Data entries
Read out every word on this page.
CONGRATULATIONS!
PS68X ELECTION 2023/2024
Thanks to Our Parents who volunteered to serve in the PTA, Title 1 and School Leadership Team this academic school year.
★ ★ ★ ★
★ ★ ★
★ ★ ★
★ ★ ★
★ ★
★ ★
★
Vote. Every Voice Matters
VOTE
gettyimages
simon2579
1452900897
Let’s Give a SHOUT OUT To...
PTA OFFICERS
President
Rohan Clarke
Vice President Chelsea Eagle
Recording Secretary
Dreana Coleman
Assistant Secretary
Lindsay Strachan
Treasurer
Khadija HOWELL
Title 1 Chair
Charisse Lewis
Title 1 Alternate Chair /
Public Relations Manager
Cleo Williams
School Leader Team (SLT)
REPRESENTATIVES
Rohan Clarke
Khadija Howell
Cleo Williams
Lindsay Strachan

AIM OF THE EXERCISE: Print the material once more, exactly.

PROBLEM SOLUTION:
Read out every word on this page.
CONGRATULATIONS!
PS68X ELECTION 2023/2024
Thanks to Our Parents who volunteered to serve in the PTA, Title 1 and School Leadership Team this academic school year.
★ ★ ★ ★
★ ★ ★
★ ★ ★
★ ★ ★
★ ★
★ ★
★
Vote. Every Voice Matters
VOTE
gettyimages
simon2579
1452900897
Let’s Give a SHOUT OUT To...
PTA OFFICERS
President
Rohan Clarke
Vice President Chelsea Eagle
Recording Secretary
Dreana Coleman
Assistant Secretary
Lindsay Strachan
Treasurer
Khadija HOWELL
Title 1 Chair
Charisse Lewis
Title 1 Alternate Chair /
Public Relations Manager
Cleo Williams
School Leader Team (SLT)
REPRESENTATIVES
Rohan Clarke
Khadija Howell
Cleo Williams
Lindsay Strachan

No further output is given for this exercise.